Records from a dataset:
— BEGIN —

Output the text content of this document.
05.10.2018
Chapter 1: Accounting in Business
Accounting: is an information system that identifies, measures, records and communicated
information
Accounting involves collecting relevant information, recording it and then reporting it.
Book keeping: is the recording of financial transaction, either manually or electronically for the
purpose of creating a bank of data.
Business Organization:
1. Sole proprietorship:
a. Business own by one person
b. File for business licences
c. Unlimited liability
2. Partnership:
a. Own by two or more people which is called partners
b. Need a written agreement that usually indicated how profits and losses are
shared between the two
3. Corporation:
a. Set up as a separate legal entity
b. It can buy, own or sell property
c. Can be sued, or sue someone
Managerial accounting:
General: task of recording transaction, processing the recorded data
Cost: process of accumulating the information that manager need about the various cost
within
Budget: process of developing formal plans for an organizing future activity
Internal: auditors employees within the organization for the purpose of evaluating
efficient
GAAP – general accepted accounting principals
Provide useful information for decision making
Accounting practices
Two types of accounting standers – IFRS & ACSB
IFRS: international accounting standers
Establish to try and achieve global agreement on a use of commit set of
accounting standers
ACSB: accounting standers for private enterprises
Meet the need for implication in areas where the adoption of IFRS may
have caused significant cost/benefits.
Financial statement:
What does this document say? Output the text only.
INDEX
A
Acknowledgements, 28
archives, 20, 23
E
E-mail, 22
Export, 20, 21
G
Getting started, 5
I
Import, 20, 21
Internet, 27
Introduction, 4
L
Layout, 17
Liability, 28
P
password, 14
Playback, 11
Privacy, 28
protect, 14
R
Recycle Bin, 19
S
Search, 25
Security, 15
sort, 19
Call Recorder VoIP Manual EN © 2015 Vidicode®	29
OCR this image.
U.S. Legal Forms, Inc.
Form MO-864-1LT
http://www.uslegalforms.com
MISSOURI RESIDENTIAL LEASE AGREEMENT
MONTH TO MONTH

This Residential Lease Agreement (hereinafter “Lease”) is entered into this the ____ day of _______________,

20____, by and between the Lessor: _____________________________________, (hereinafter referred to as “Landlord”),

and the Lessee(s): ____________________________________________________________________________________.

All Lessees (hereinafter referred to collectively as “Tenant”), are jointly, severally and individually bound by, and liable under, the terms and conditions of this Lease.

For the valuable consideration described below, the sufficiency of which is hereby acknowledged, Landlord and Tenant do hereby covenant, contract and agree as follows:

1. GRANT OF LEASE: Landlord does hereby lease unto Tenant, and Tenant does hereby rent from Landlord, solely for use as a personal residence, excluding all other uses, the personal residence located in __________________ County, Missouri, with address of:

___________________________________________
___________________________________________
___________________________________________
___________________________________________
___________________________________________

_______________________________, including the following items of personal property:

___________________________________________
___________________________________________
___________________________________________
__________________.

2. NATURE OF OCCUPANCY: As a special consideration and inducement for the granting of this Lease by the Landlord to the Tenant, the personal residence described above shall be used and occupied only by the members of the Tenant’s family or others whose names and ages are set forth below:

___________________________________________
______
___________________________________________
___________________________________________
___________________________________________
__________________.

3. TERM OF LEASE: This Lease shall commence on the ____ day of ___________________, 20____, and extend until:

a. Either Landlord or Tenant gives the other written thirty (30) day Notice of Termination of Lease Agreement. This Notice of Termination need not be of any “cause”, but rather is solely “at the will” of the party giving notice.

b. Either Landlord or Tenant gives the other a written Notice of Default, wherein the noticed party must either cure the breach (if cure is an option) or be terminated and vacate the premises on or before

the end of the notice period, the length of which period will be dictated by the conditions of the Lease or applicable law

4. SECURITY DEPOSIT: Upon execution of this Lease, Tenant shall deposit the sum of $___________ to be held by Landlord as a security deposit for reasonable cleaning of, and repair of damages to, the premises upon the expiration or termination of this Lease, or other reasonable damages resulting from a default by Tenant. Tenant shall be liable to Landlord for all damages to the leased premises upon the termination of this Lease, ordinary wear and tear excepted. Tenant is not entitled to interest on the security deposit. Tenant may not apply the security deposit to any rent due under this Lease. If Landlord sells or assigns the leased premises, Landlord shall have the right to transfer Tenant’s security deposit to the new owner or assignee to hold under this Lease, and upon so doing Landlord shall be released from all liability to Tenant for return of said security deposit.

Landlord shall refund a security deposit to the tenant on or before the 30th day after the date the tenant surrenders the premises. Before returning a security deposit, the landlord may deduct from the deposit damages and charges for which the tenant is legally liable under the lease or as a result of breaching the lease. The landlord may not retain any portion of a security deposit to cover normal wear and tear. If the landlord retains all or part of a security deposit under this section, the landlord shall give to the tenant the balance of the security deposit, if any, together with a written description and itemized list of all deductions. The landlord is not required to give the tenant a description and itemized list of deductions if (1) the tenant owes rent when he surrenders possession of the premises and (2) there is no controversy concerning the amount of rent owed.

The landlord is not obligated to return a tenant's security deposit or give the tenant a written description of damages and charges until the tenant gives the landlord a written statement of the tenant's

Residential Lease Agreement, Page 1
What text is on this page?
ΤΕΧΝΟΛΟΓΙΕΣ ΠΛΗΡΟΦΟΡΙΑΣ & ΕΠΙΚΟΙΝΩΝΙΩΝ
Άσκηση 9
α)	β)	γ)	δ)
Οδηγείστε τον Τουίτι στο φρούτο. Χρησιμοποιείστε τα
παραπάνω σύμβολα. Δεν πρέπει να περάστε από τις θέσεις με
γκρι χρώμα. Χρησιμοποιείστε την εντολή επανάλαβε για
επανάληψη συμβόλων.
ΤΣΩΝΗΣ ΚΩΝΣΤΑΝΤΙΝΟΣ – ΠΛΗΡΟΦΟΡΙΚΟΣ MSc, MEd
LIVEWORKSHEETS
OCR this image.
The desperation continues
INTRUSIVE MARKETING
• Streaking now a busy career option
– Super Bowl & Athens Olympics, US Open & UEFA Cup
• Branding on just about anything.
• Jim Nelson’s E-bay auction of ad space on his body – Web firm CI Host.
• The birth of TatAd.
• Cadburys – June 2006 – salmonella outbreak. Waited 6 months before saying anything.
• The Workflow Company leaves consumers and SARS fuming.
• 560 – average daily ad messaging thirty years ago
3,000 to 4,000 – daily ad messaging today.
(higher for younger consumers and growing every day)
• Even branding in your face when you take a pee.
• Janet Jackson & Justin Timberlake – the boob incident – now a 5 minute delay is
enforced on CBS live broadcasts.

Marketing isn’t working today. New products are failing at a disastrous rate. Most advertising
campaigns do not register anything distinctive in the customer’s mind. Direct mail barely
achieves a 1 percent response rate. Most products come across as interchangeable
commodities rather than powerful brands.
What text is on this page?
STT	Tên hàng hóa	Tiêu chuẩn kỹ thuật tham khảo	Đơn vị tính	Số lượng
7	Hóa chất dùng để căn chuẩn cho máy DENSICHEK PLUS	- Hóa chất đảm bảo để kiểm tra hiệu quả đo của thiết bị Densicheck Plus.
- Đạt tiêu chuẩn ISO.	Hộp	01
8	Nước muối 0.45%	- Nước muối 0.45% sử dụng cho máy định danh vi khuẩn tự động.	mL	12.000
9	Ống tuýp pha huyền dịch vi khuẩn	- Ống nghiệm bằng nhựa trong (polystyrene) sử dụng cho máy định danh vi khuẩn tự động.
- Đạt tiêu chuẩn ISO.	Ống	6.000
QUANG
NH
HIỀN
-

— END —

EXERCISE:
Write out the data again, exactly and in full.

SOLUTION TO THE PROBLEM:
Output the text content of this document.
05.10.2018
Chapter 1: Accounting in Business
Accounting: is an information system that identifies, measures, records and communicated
information
Accounting involves collecting relevant information, recording it and then reporting it.
Book keeping: is the recording of financial transaction, either manually or electronically for the
purpose of creating a bank of data.
Business Organization:
1. Sole proprietorship:
a. Business own by one person
b. File for business licences
c. Unlimited liability
2. Partnership:
a. Own by two or more people which is called partners
b. Need a written agreement that usually indicated how profits and losses are
shared between the two
3. Corporation:
a. Set up as a separate legal entity
b. It can buy, own or sell property
c. Can be sued, or sue someone
Managerial accounting:
General: task of recording transaction, processing the recorded data
Cost: process of accumulating the information that manager need about the various cost
within
Budget: process of developing formal plans for an organizing future activity
Internal: auditors employees within the organization for the purpose of evaluating
efficient
GAAP – general accepted accounting principals
Provide useful information for decision making
Accounting practices
Two types of accounting standers – IFRS & ACSB
IFRS: international accounting standers
Establish to try and achieve global agreement on a use of commit set of
accounting standers
ACSB: accounting standers for private enterprises
Meet the need for implication in areas where the adoption of IFRS may
have caused significant cost/benefits.
Financial statement:
What does this document say? Output the text only.
INDEX
A
Acknowledgements, 28
archives, 20, 23
E
E-mail, 22
Export, 20, 21
G
Getting started, 5
I
Import, 20, 21
Internet, 27
Introduction, 4
L
Layout, 17
Liability, 28
P
password, 14
Playback, 11
Privacy, 28
protect, 14
R
Recycle Bin, 19
S
Search, 25
Security, 15
sort, 19
Call Recorder VoIP Manual EN © 2015 Vidicode®	29
OCR this image.
U.S. Legal Forms, Inc.
Form MO-864-1LT
http://www.uslegalforms.com
MISSOURI RESIDENTIAL LEASE AGREEMENT
MONTH TO MONTH

This Residential Lease Agreement (hereinafter “Lease”) is entered into this the ____ day of _______________,

20____, by and between the Lessor: _____________________________________, (hereinafter referred to as “Landlord”),

and the Lessee(s): ____________________________________________________________________________________.

All Lessees (hereinafter referred to collectively as “Tenant”), are jointly, severally and individually bound by, and liable under, the terms and conditions of this Lease.

For the valuable consideration described below, the sufficiency of which is hereby acknowledged, Landlord and Tenant do hereby covenant, contract and agree as follows:

1. GRANT OF LEASE: Landlord does hereby lease unto Tenant, and Tenant does hereby rent from Landlord, solely for use as a personal residence, excluding all other uses, the personal residence located in __________________ County, Missouri, with address of:

___________________________________________
___________________________________________
___________________________________________
___________________________________________
___________________________________________

_______________________________, including the following items of personal property:

___________________________________________
___________________________________________
___________________________________________
__________________.

2. NATURE OF OCCUPANCY: As a special consideration and inducement for the granting of this Lease by the Landlord to the Tenant, the personal residence described above shall be used and occupied only by the members of the Tenant’s family or others whose names and ages are set forth below:

___________________________________________
______
___________________________________________
___________________________________________
___________________________________________
__________________.

3. TERM OF LEASE: This Lease shall commence on the ____ day of ___________________, 20____, and extend until:

a. Either Landlord or Tenant gives the other written thirty (30) day Notice of Termination of Lease Agreement. This Notice of Termination need not be of any “cause”, but rather is solely “at the will” of the party giving notice.

b. Either Landlord or Tenant gives the other a written Notice of Default, wherein the noticed party must either cure the breach (if cure is an option) or be terminated and vacate the premises on or before

the end of the notice period, the length of which period will be dictated by the conditions of the Lease or applicable law

4. SECURITY DEPOSIT: Upon execution of this Lease, Tenant shall deposit the sum of $___________ to be held by Landlord as a security deposit for reasonable cleaning of, and repair of damages to, the premises upon the expiration or termination of this Lease, or other reasonable damages resulting from a default by Tenant. Tenant shall be liable to Landlord for all damages to the leased premises upon the termination of this Lease, ordinary wear and tear excepted. Tenant is not entitled to interest on the security deposit. Tenant may not apply the security deposit to any rent due under this Lease. If Landlord sells or assigns the leased premises, Landlord shall have the right to transfer Tenant’s security deposit to the new owner or assignee to hold under this Lease, and upon so doing Landlord shall be released from all liability to Tenant for return of said security deposit.

Landlord shall refund a security deposit to the tenant on or before the 30th day after the date the tenant surrenders the premises. Before returning a security deposit, the landlord may deduct from the deposit damages and charges for which the tenant is legally liable under the lease or as a result of breaching the lease. The landlord may not retain any portion of a security deposit to cover normal wear and tear. If the landlord retains all or part of a security deposit under this section, the landlord shall give to the tenant the balance of the security deposit, if any, together with a written description and itemized list of all deductions. The landlord is not required to give the tenant a description and itemized list of deductions if (1) the tenant owes rent when he surrenders possession of the premises and (2) there is no controversy concerning the amount of rent owed.

The landlord is not obligated to return a tenant's security deposit or give the tenant a written description of damages and charges until the tenant gives the landlord a written statement of the tenant's

Residential Lease Agreement, Page 1
What text is on this page?
ΤΕΧΝΟΛΟΓΙΕΣ ΠΛΗΡΟΦΟΡΙΑΣ & ΕΠΙΚΟΙΝΩΝΙΩΝ
Άσκηση 9
α)	β)	γ)	δ)
Οδηγείστε τον Τουίτι στο φρούτο. Χρησιμοποιείστε τα
παραπάνω σύμβολα. Δεν πρέπει να περάστε από τις θέσεις με
γκρι χρώμα. Χρησιμοποιείστε την εντολή επανάλαβε για
επανάληψη συμβόλων.
ΤΣΩΝΗΣ ΚΩΝΣΤΑΝΤΙΝΟΣ – ΠΛΗΡΟΦΟΡΙΚΟΣ MSc, MEd
LIVEWORKSHEETS
OCR this image.
The desperation continues
INTRUSIVE MARKETING
• Streaking now a busy career option
– Super Bowl & Athens Olympics, US Open & UEFA Cup
• Branding on just about anything.
• Jim Nelson’s E-bay auction of ad space on his body – Web firm CI Host.
• The birth of TatAd.
• Cadburys – June 2006 – salmonella outbreak. Waited 6 months before saying anything.
• The Workflow Company leaves consumers and SARS fuming.
• 560 – average daily ad messaging thirty years ago
3,000 to 4,000 – daily ad messaging today.
(higher for younger consumers and growing every day)
• Even branding in your face when you take a pee.
• Janet Jackson & Justin Timberlake – the boob incident – now a 5 minute delay is
enforced on CBS live broadcasts.

Marketing isn’t working today. New products are failing at a disastrous rate. Most advertising
campaigns do not register anything distinctive in the customer’s mind. Direct mail barely
achieves a 1 percent response rate. Most products come across as interchangeable
commodities rather than powerful brands.
What text is on this page?
STT	Tên hàng hóa	Tiêu chuẩn kỹ thuật tham khảo	Đơn vị tính	Số lượng
7	Hóa chất dùng để căn chuẩn cho máy DENSICHEK PLUS	- Hóa chất đảm bảo để kiểm tra hiệu quả đo của thiết bị Densicheck Plus.
- Đạt tiêu chuẩn ISO.	Hộp	01
8	Nước muối 0.45%	- Nước muối 0.45% sử dụng cho máy định danh vi khuẩn tự động.	mL	12.000
9	Ống tuýp pha huyền dịch vi khuẩn	- Ống nghiệm bằng nhựa trong (polystyrene) sử dụng cho máy định danh vi khuẩn tự động.
- Đạt tiêu chuẩn ISO.	Ống	6.000
QUANG
NH
HIỀN
-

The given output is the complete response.